* WHAT NEEDS TO BE DONE
Find each line containing the string "name" and return it.

* EXERCISE MATERIAL
╭──

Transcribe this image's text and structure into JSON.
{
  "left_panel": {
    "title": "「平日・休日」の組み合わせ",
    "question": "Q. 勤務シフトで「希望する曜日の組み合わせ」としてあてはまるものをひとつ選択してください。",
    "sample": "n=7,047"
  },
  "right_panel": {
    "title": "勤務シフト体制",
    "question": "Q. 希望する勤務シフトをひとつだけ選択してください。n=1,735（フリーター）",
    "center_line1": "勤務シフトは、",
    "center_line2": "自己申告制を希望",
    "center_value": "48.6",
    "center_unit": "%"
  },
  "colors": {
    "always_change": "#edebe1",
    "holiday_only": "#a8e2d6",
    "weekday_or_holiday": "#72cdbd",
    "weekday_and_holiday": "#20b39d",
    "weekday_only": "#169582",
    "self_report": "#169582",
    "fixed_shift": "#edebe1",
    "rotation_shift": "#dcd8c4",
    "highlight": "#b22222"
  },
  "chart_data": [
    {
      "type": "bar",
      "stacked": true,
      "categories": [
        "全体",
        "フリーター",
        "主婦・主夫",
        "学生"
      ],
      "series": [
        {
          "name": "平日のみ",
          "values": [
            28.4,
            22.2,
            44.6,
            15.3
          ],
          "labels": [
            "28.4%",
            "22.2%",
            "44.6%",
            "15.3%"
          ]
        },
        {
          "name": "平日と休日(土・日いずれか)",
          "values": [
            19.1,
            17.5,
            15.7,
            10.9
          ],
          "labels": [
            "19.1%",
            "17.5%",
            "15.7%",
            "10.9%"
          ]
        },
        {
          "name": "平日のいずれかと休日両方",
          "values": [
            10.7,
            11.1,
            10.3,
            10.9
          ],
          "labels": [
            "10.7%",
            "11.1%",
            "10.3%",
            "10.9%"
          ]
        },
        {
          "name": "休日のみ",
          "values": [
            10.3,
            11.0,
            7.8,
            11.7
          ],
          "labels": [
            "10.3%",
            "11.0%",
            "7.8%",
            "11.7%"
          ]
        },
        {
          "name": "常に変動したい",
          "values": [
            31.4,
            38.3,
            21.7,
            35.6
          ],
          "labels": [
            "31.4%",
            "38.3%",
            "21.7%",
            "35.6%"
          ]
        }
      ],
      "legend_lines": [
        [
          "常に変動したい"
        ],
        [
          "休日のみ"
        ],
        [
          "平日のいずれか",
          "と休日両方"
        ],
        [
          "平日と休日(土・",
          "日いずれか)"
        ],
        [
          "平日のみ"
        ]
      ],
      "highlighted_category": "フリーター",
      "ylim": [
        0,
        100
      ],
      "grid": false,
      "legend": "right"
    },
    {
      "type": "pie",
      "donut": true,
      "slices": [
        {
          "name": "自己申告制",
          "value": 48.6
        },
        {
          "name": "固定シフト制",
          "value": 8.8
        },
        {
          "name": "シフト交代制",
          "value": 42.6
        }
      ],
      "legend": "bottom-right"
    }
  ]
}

╰──

* TASK RESPONSE
          "name": "平日のみ",
          "name": "平日と休日(土・日いずれか)",
          "name": "平日のいずれかと休日両方",
          "name": "休日のみ",
          "name": "常に変動したい",
          "name": "自己申告制",
          "name": "固定シフト制",
          "name": "シフト交代制",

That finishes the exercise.